Task statement: Pictures stay out of your copy, but everything else in the records below must be repeated exactly.

Data tied to figure images
========================

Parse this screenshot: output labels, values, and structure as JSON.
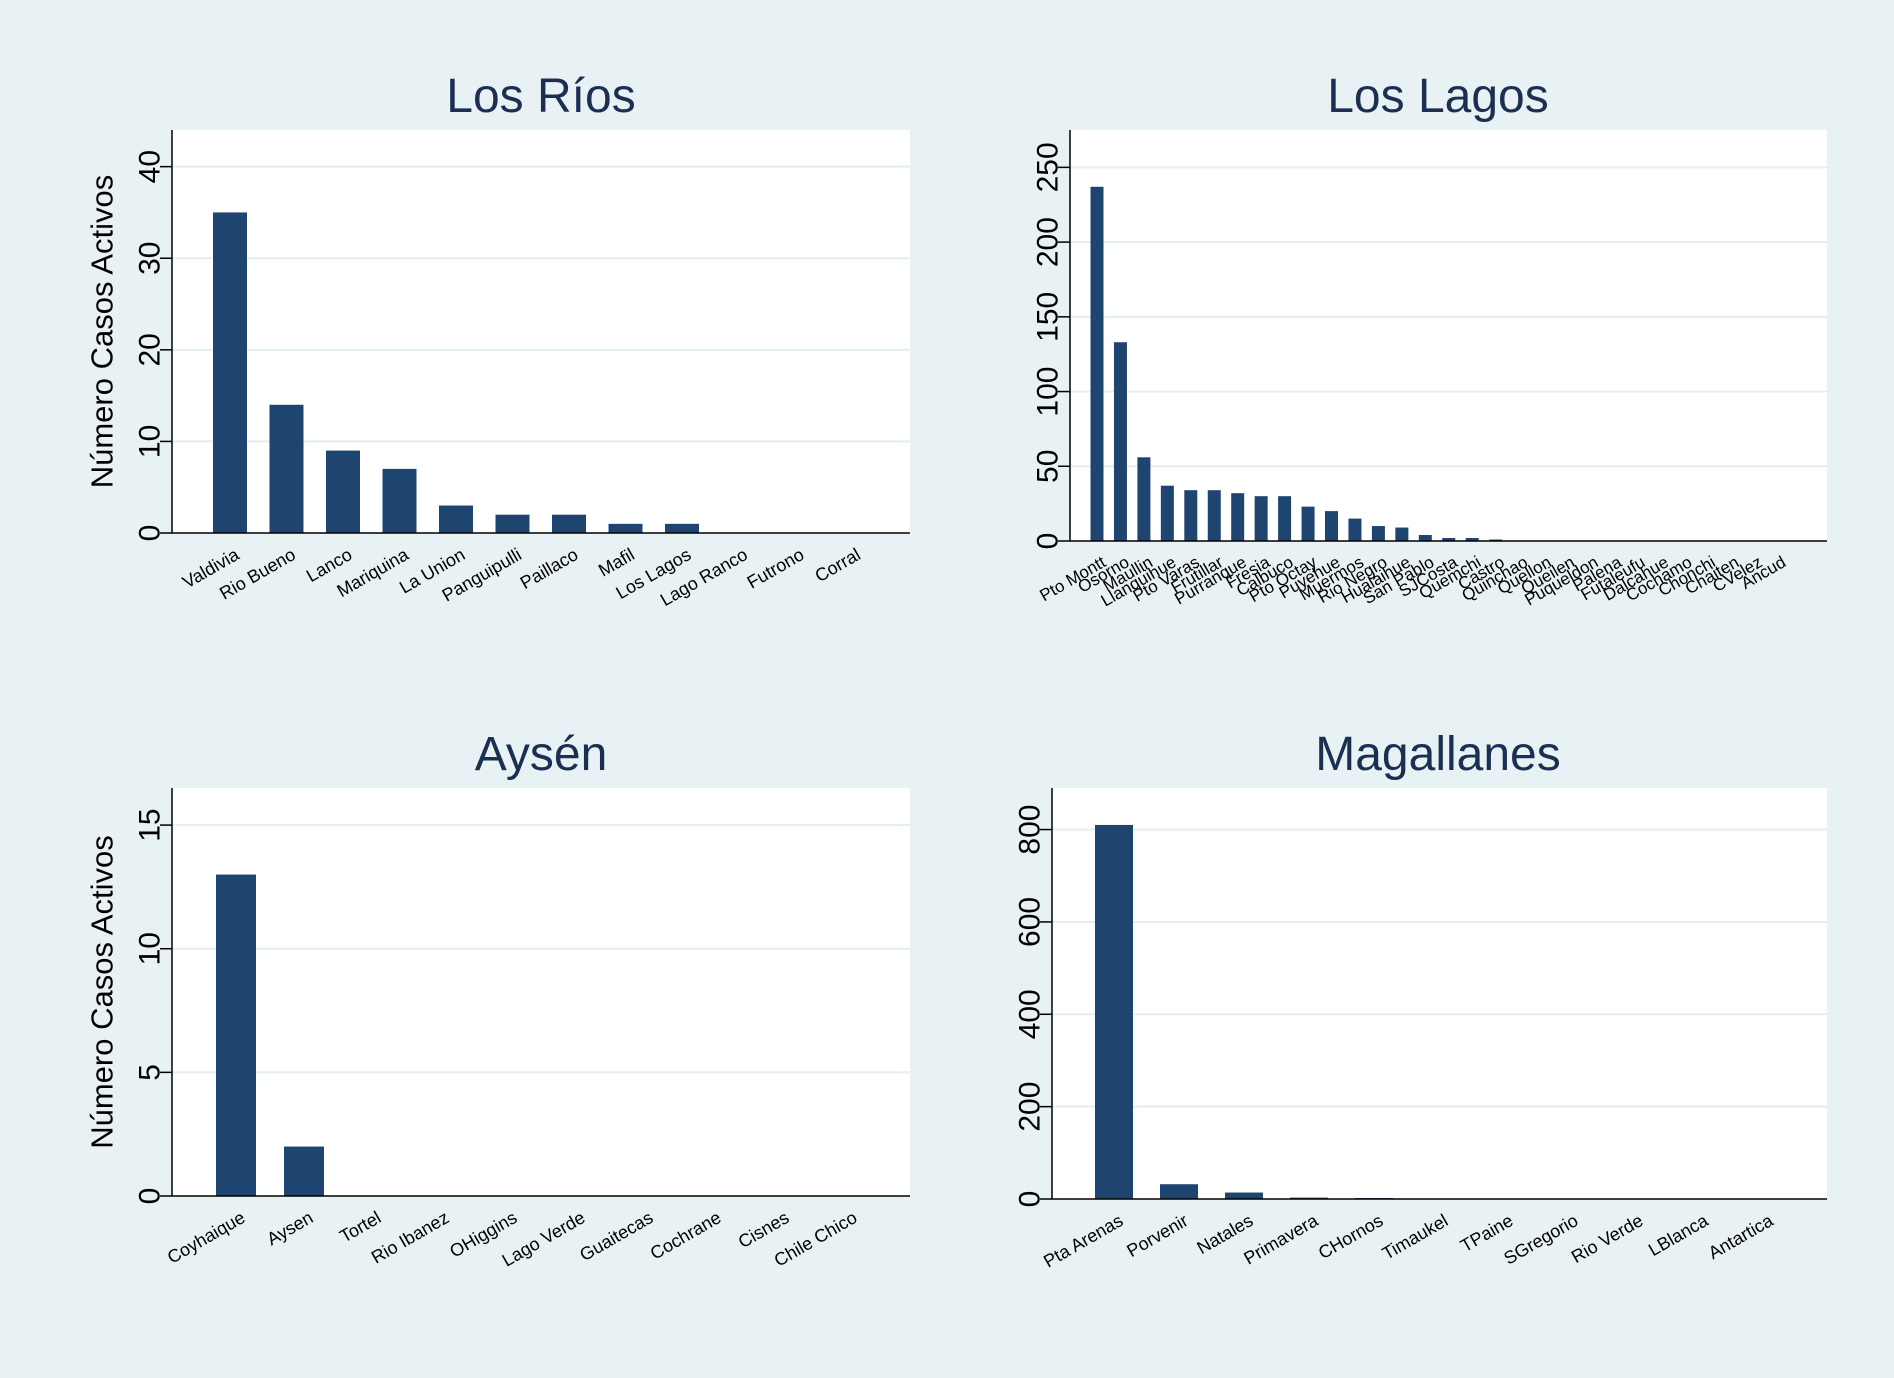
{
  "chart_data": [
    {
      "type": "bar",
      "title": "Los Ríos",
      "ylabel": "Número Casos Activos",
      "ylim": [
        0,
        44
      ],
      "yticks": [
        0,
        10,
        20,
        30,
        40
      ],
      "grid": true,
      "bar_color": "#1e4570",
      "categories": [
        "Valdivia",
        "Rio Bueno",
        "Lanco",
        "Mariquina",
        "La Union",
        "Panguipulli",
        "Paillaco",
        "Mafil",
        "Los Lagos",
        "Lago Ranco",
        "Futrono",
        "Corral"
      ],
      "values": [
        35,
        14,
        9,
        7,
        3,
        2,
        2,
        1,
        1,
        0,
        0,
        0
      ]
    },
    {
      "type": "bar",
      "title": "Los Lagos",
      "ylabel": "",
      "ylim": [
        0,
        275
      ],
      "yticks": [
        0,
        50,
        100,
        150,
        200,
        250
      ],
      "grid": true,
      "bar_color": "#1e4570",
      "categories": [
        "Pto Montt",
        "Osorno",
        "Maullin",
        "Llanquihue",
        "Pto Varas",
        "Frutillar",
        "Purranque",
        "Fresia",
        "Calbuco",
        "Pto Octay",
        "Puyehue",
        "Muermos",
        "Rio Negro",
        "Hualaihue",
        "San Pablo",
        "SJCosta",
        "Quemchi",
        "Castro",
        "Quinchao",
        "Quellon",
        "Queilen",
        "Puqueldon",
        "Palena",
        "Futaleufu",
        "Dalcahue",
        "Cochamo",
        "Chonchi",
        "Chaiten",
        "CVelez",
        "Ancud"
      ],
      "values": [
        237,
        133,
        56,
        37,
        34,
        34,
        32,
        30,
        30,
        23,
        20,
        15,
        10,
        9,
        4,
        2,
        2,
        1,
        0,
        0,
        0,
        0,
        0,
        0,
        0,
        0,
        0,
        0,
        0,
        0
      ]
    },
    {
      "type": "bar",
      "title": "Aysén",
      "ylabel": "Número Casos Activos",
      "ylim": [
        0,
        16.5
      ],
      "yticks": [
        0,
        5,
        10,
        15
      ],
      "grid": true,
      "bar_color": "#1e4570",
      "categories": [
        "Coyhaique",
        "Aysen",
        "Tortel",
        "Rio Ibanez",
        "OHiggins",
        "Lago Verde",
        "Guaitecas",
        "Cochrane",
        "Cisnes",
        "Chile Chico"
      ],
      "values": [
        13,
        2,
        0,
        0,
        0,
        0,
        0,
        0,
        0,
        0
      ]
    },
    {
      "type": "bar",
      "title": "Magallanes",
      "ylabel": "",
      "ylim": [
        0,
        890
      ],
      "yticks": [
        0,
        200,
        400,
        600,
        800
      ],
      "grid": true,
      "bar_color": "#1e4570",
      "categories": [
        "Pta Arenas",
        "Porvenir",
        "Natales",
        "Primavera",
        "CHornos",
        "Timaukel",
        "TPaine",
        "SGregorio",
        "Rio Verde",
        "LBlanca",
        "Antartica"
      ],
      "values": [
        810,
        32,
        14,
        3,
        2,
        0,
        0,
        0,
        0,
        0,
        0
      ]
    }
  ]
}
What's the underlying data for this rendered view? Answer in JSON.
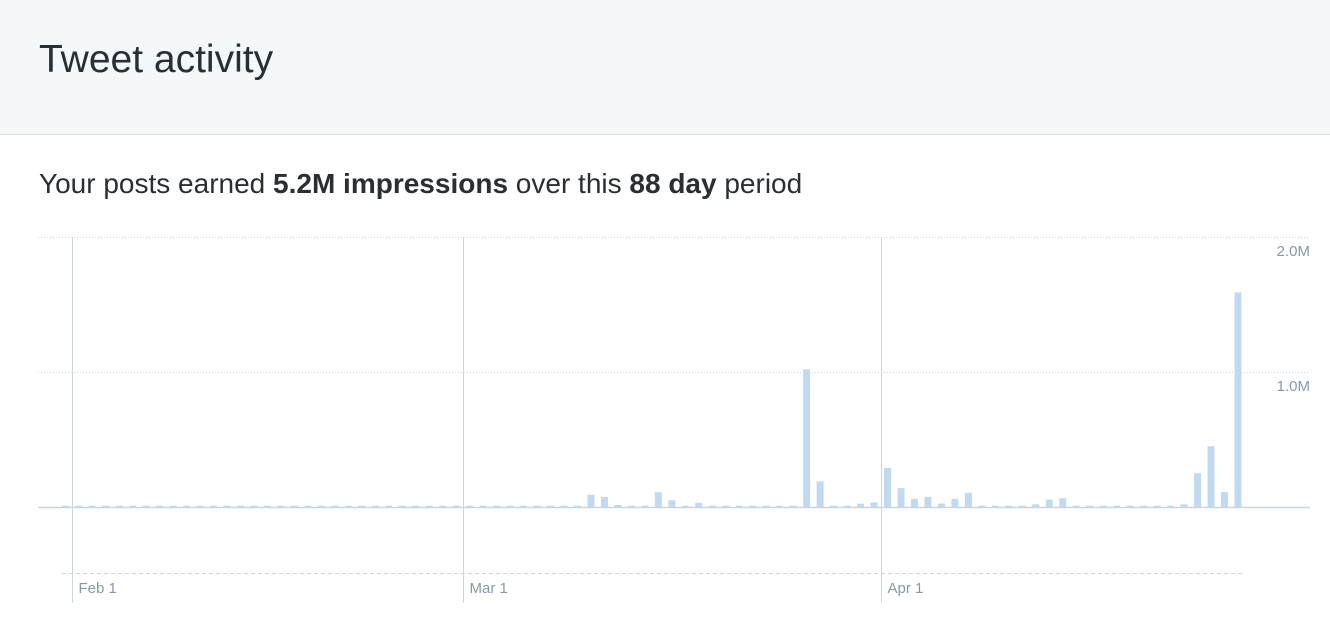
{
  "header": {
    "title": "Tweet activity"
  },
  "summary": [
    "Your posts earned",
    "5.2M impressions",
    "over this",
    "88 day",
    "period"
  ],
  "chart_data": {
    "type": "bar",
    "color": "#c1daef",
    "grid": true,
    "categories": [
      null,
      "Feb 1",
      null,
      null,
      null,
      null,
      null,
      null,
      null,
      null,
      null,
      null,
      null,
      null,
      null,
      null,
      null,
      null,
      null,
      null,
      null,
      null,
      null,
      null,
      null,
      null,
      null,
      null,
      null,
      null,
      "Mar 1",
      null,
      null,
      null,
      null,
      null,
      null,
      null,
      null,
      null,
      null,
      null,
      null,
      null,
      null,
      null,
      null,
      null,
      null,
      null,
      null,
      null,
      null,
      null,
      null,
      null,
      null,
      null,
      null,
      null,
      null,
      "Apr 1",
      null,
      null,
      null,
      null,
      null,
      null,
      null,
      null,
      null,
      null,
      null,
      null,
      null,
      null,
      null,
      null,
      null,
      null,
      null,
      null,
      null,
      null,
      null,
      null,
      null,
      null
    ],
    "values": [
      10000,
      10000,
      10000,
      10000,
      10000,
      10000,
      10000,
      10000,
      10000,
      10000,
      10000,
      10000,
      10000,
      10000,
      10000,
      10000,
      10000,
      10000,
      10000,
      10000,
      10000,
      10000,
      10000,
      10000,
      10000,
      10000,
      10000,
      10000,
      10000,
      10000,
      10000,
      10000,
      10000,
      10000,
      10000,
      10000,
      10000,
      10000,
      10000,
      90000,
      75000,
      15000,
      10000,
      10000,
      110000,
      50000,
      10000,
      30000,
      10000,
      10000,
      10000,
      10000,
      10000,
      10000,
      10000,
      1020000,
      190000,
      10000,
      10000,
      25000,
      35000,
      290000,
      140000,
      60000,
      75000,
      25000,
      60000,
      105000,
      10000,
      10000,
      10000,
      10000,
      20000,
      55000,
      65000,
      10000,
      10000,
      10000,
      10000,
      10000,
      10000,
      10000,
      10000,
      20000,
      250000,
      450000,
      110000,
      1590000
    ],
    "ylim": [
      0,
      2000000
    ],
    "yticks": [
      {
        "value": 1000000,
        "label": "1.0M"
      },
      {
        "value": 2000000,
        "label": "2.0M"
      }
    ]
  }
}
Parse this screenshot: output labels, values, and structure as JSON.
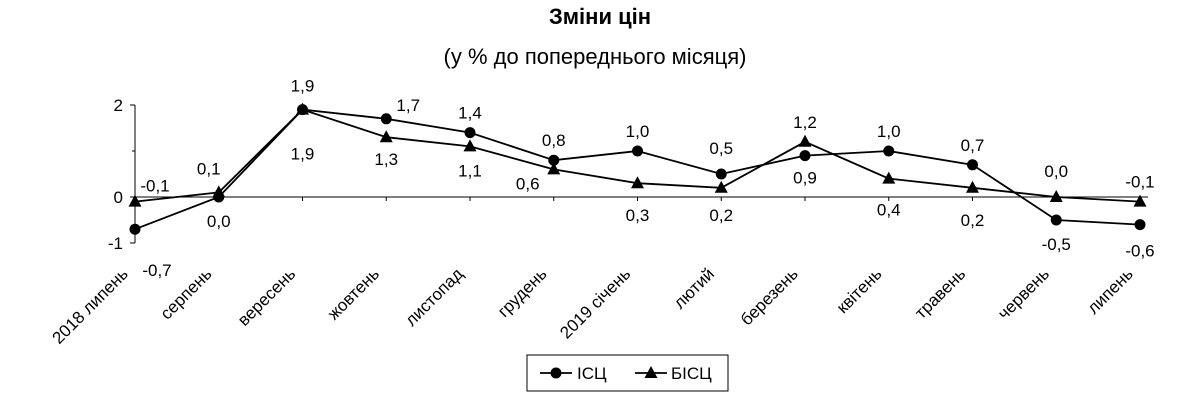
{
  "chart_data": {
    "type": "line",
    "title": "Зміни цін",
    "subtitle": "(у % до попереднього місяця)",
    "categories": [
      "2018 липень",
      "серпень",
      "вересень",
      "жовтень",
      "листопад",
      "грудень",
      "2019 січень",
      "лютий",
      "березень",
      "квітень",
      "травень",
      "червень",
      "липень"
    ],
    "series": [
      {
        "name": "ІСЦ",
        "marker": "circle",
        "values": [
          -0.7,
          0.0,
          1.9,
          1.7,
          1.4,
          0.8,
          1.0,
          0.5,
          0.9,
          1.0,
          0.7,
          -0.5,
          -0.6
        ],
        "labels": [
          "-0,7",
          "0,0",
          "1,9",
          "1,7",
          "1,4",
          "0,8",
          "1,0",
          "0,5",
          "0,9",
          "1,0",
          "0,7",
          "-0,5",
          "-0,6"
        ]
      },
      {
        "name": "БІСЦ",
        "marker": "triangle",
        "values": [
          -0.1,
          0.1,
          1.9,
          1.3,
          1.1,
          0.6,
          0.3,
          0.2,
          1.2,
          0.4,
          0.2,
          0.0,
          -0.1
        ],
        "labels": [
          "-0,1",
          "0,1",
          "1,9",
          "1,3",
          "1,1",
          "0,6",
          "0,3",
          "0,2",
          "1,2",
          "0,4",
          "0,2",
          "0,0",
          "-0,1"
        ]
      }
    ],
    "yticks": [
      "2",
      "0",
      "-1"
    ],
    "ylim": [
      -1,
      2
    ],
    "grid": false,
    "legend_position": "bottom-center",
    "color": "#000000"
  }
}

========================

Task result:
Parse this screenshot: output labels, values, and structure as JSON.
{
  "chart_data": [
    {
      "type": "bar",
      "title": "Los Ríos",
      "ylabel": "Número Casos Activos",
      "ylim": [
        0,
        44
      ],
      "yticks": [
        0,
        10,
        20,
        30,
        40
      ],
      "grid": true,
      "bar_color": "#1e4570",
      "categories": [
        "Valdivia",
        "Rio Bueno",
        "Lanco",
        "Mariquina",
        "La Union",
        "Panguipulli",
        "Paillaco",
        "Mafil",
        "Los Lagos",
        "Lago Ranco",
        "Futrono",
        "Corral"
      ],
      "values": [
        35,
        14,
        9,
        7,
        3,
        2,
        2,
        1,
        1,
        0,
        0,
        0
      ]
    },
    {
      "type": "bar",
      "title": "Los Lagos",
      "ylabel": "",
      "ylim": [
        0,
        275
      ],
      "yticks": [
        0,
        50,
        100,
        150,
        200,
        250
      ],
      "grid": true,
      "bar_color": "#1e4570",
      "categories": [
        "Pto Montt",
        "Osorno",
        "Maullin",
        "Llanquihue",
        "Pto Varas",
        "Frutillar",
        "Purranque",
        "Fresia",
        "Calbuco",
        "Pto Octay",
        "Puyehue",
        "Muermos",
        "Rio Negro",
        "Hualaihue",
        "San Pablo",
        "SJCosta",
        "Quemchi",
        "Castro",
        "Quinchao",
        "Quellon",
        "Queilen",
        "Puqueldon",
        "Palena",
        "Futaleufu",
        "Dalcahue",
        "Cochamo",
        "Chonchi",
        "Chaiten",
        "CVelez",
        "Ancud"
      ],
      "values": [
        237,
        133,
        56,
        37,
        34,
        34,
        32,
        30,
        30,
        23,
        20,
        15,
        10,
        9,
        4,
        2,
        2,
        1,
        0,
        0,
        0,
        0,
        0,
        0,
        0,
        0,
        0,
        0,
        0,
        0
      ]
    },
    {
      "type": "bar",
      "title": "Aysén",
      "ylabel": "Número Casos Activos",
      "ylim": [
        0,
        16.5
      ],
      "yticks": [
        0,
        5,
        10,
        15
      ],
      "grid": true,
      "bar_color": "#1e4570",
      "categories": [
        "Coyhaique",
        "Aysen",
        "Tortel",
        "Rio Ibanez",
        "OHiggins",
        "Lago Verde",
        "Guaitecas",
        "Cochrane",
        "Cisnes",
        "Chile Chico"
      ],
      "values": [
        13,
        2,
        0,
        0,
        0,
        0,
        0,
        0,
        0,
        0
      ]
    },
    {
      "type": "bar",
      "title": "Magallanes",
      "ylabel": "",
      "ylim": [
        0,
        890
      ],
      "yticks": [
        0,
        200,
        400,
        600,
        800
      ],
      "grid": true,
      "bar_color": "#1e4570",
      "categories": [
        "Pta Arenas",
        "Porvenir",
        "Natales",
        "Primavera",
        "CHornos",
        "Timaukel",
        "TPaine",
        "SGregorio",
        "Rio Verde",
        "LBlanca",
        "Antartica"
      ],
      "values": [
        810,
        32,
        14,
        3,
        2,
        0,
        0,
        0,
        0,
        0,
        0
      ]
    }
  ]
}
What's the underlying data for this rendered view? Answer in JSON.
{
  "header": {
    "title": "Tweet activity"
  },
  "summary": [
    "Your posts earned",
    "5.2M impressions",
    "over this",
    "88 day",
    "period"
  ],
  "chart_data": {
    "type": "bar",
    "color": "#c1daef",
    "grid": true,
    "categories": [
      null,
      "Feb 1",
      null,
      null,
      null,
      null,
      null,
      null,
      null,
      null,
      null,
      null,
      null,
      null,
      null,
      null,
      null,
      null,
      null,
      null,
      null,
      null,
      null,
      null,
      null,
      null,
      null,
      null,
      null,
      null,
      "Mar 1",
      null,
      null,
      null,
      null,
      null,
      null,
      null,
      null,
      null,
      null,
      null,
      null,
      null,
      null,
      null,
      null,
      null,
      null,
      null,
      null,
      null,
      null,
      null,
      null,
      null,
      null,
      null,
      null,
      null,
      null,
      "Apr 1",
      null,
      null,
      null,
      null,
      null,
      null,
      null,
      null,
      null,
      null,
      null,
      null,
      null,
      null,
      null,
      null,
      null,
      null,
      null,
      null,
      null,
      null,
      null,
      null,
      null,
      null
    ],
    "values": [
      10000,
      10000,
      10000,
      10000,
      10000,
      10000,
      10000,
      10000,
      10000,
      10000,
      10000,
      10000,
      10000,
      10000,
      10000,
      10000,
      10000,
      10000,
      10000,
      10000,
      10000,
      10000,
      10000,
      10000,
      10000,
      10000,
      10000,
      10000,
      10000,
      10000,
      10000,
      10000,
      10000,
      10000,
      10000,
      10000,
      10000,
      10000,
      10000,
      90000,
      75000,
      15000,
      10000,
      10000,
      110000,
      50000,
      10000,
      30000,
      10000,
      10000,
      10000,
      10000,
      10000,
      10000,
      10000,
      1020000,
      190000,
      10000,
      10000,
      25000,
      35000,
      290000,
      140000,
      60000,
      75000,
      25000,
      60000,
      105000,
      10000,
      10000,
      10000,
      10000,
      20000,
      55000,
      65000,
      10000,
      10000,
      10000,
      10000,
      10000,
      10000,
      10000,
      10000,
      20000,
      250000,
      450000,
      110000,
      1590000
    ],
    "ylim": [
      0,
      2000000
    ],
    "yticks": [
      {
        "value": 1000000,
        "label": "1.0M"
      },
      {
        "value": 2000000,
        "label": "2.0M"
      }
    ]
  }
}
Parse this screenshot: output labels, values, and structure as JSON.
{
  "chart_data": {
    "type": "line",
    "title": "Зміни цін",
    "subtitle": "(у % до попереднього місяця)",
    "categories": [
      "2018 липень",
      "серпень",
      "вересень",
      "жовтень",
      "листопад",
      "грудень",
      "2019 січень",
      "лютий",
      "березень",
      "квітень",
      "травень",
      "червень",
      "липень"
    ],
    "series": [
      {
        "name": "ІСЦ",
        "marker": "circle",
        "values": [
          -0.7,
          0.0,
          1.9,
          1.7,
          1.4,
          0.8,
          1.0,
          0.5,
          0.9,
          1.0,
          0.7,
          -0.5,
          -0.6
        ],
        "labels": [
          "-0,7",
          "0,0",
          "1,9",
          "1,7",
          "1,4",
          "0,8",
          "1,0",
          "0,5",
          "0,9",
          "1,0",
          "0,7",
          "-0,5",
          "-0,6"
        ]
      },
      {
        "name": "БІСЦ",
        "marker": "triangle",
        "values": [
          -0.1,
          0.1,
          1.9,
          1.3,
          1.1,
          0.6,
          0.3,
          0.2,
          1.2,
          0.4,
          0.2,
          0.0,
          -0.1
        ],
        "labels": [
          "-0,1",
          "0,1",
          "1,9",
          "1,3",
          "1,1",
          "0,6",
          "0,3",
          "0,2",
          "1,2",
          "0,4",
          "0,2",
          "0,0",
          "-0,1"
        ]
      }
    ],
    "yticks": [
      "2",
      "0",
      "-1"
    ],
    "ylim": [
      -1,
      2
    ],
    "grid": false,
    "legend_position": "bottom-center",
    "color": "#000000"
  }
}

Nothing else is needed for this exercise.